• _SELECTED TEXT_:
(begin)
---
title: "What Is Fine-Tuning?"
description: "Fine-tuning means further training a pretrained AI model on your own examples so it learns a specific style, format or task. Meaning, how it differs from RAG and prompting, and when it is worth it."
type: "glossary"
locale: "en"
term: "Fine-Tuning"
canonical: "https://agenticschool.dev/glossary/fine-tuning"
dateModified: "2026-07-03"
---

# What Is Fine-Tuning?

- Definition: Fine-Tuning
- Updated: 2026-07-03
- Keywords: fine-tuning, what is fine-tuning, fine-tuning meaning, fine-tuning vs rag, model fine-tuning
- Canonical URL: https://agenticschool.dev/glossary/fine-tuning
- Locale: en

> Fine-tuning means further training a pretrained AI model on your own examples so it learns a specific style, format or task. Meaning, how it differs from RAG and prompting, and when it is worth it.

Fine-tuning is the process of taking a pretrained AI model and training it further on a focused set of your own examples, so it reliably adopts a specific style, format, or skill without being told every time in the prompt. The base model already knows language broadly; fine-tuning nudges its weights toward your narrow use case, whether that is answering in your brand voice, always returning a certain JSON shape, or handling a specialised domain. It is a heavier tool than prompting or RAG because it changes the model itself, so it pays off when you need consistent behaviour at scale and you have good example data to teach from.
(end)
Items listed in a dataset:
(begin)
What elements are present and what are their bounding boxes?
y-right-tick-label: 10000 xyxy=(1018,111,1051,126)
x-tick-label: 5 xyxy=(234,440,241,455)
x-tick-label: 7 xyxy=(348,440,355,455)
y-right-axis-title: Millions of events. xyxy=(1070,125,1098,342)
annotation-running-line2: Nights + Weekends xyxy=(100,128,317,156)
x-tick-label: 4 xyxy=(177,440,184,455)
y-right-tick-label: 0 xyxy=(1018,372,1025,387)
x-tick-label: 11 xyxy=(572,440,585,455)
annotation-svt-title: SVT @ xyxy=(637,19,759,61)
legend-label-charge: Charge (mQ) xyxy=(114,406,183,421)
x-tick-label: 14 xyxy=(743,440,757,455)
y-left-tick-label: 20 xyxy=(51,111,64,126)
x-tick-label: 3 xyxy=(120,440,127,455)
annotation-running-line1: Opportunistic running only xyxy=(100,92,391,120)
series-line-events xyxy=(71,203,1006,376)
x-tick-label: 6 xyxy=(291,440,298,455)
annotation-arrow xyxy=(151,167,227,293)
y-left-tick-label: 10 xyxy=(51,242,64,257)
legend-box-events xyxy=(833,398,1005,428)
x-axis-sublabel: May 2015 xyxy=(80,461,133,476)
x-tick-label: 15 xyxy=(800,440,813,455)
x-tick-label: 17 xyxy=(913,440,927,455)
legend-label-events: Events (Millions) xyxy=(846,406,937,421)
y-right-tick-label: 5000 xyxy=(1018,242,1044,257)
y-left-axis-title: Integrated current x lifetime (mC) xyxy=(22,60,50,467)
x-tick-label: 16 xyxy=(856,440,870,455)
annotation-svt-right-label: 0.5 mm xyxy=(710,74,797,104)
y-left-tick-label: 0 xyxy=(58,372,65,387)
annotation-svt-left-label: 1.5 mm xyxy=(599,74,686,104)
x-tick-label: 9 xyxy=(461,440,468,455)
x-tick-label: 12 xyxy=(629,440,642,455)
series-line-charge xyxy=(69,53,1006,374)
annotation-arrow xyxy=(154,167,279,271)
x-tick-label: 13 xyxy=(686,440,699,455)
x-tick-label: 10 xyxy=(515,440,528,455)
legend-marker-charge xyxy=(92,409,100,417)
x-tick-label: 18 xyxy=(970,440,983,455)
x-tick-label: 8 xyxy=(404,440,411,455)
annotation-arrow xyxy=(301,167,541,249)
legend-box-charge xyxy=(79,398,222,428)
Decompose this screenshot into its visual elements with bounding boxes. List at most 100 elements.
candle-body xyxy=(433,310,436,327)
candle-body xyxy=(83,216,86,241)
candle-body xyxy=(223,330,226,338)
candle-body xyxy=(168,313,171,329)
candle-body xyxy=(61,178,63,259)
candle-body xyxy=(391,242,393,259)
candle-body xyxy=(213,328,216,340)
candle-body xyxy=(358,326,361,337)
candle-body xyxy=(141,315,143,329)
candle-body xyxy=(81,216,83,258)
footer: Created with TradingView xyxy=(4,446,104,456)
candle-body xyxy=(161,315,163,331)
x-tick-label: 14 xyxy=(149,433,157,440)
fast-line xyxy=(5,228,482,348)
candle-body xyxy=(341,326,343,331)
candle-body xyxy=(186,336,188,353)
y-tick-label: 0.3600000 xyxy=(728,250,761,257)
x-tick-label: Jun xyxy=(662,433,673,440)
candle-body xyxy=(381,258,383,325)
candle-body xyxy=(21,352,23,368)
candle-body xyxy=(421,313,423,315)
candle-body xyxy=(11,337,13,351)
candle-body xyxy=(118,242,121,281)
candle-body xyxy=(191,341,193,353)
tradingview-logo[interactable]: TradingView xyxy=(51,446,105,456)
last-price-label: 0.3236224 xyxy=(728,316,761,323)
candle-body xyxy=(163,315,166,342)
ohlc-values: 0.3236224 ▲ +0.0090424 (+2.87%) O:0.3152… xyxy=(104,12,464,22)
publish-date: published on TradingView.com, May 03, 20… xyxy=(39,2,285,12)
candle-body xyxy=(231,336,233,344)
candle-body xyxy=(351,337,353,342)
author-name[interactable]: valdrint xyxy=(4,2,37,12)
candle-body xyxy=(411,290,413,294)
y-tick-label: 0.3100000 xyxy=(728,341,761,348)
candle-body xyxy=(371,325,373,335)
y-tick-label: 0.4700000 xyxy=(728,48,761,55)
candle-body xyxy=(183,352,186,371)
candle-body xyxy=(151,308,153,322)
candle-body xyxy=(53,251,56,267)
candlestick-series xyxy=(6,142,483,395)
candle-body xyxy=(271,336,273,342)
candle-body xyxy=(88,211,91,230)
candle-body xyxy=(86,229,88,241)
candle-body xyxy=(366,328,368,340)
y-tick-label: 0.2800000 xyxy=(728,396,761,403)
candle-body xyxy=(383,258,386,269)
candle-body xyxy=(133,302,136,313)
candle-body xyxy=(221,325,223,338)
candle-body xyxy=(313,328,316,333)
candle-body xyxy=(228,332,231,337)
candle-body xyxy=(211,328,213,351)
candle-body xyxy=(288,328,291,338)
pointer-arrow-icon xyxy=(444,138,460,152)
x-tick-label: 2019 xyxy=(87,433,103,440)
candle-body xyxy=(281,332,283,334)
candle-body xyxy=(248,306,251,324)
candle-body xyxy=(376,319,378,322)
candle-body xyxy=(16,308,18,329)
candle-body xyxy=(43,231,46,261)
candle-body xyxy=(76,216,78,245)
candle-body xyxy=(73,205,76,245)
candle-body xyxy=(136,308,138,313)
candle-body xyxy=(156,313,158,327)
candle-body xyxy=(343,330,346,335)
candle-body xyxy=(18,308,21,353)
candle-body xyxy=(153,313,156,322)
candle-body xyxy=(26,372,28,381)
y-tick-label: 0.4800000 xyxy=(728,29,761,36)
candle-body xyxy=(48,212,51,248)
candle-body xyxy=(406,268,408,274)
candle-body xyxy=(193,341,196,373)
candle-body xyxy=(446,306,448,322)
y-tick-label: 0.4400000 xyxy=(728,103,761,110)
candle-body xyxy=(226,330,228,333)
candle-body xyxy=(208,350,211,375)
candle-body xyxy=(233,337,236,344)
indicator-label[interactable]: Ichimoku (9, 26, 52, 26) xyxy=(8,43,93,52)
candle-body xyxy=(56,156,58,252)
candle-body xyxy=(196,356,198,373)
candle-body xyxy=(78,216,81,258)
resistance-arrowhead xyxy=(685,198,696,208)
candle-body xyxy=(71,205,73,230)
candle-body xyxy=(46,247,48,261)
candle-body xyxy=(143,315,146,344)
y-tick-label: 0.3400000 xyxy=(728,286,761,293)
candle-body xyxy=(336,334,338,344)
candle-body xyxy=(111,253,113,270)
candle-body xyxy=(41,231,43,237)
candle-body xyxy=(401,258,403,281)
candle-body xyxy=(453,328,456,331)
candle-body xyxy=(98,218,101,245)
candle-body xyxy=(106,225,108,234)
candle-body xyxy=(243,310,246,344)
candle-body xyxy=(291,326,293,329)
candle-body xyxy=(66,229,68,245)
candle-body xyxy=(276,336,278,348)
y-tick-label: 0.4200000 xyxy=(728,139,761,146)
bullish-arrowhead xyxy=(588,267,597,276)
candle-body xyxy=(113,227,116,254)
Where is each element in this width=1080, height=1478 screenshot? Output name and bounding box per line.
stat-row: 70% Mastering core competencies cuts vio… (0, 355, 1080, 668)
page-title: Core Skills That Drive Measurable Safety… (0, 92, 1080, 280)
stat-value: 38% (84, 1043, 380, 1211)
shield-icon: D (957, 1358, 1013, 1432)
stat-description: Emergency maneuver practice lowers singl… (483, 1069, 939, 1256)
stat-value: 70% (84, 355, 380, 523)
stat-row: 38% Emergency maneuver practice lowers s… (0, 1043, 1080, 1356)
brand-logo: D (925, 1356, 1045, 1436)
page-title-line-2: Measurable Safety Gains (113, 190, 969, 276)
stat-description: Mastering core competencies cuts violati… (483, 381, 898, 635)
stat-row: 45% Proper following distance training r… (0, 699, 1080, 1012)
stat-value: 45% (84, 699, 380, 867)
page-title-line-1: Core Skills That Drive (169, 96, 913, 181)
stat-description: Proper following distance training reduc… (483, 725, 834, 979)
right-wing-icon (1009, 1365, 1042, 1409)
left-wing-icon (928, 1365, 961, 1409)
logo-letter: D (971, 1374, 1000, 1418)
(end)
• _WRITTEN INSTRUCTION A_: Decide whether each statement agrees with the fine-tuning glossary entry, answering yes or no and quoting the words that settle it: (i) Fine-tuning alters the model itself. (ii) Fine-tuning is described as a lighter tool than prompting or RAG. (iii) The base model has to learn language broadly through fine-tuning.
• _WRITTEN INSTRUCTION B_: Carry on the fine-tuning glossary entry from its final sentence.

• _OUTPUT A_:
(i) Yes: "because it changes the model itself"
(ii) No: "It is a heavier tool than prompting or RAG"
(iii) No: "The base model already knows language broadly"

• _OUTPUT B_:
## How fine-tuning works

Fine-tuning trains an existing model on labelled examples of the behaviour you want. You prepare pairs of input and ideal output, run a training job, and get back a customised version of the model.

- Collect examples: gather high-quality input-to-output pairs that show the behaviour you want.
- Train: run a fine-tuning job that adjusts the model weights toward those examples.
- Use: call your customised model, which now leans toward that style or task by default.

## Fine-tuning vs RAG vs prompting

These three ways to adapt a model solve different problems. Prompting shapes one response with instructions. RAG adds fresh knowledge at query time by retrieving documents. Fine-tuning bakes in behaviour by changing the weights. A simple rule: prompt first, add RAG when the model needs to know your facts, and fine-tune when you need consistent style or format that prompting cannot hold. Knowledge belongs in RAG; behaviour belongs in fine-tuning.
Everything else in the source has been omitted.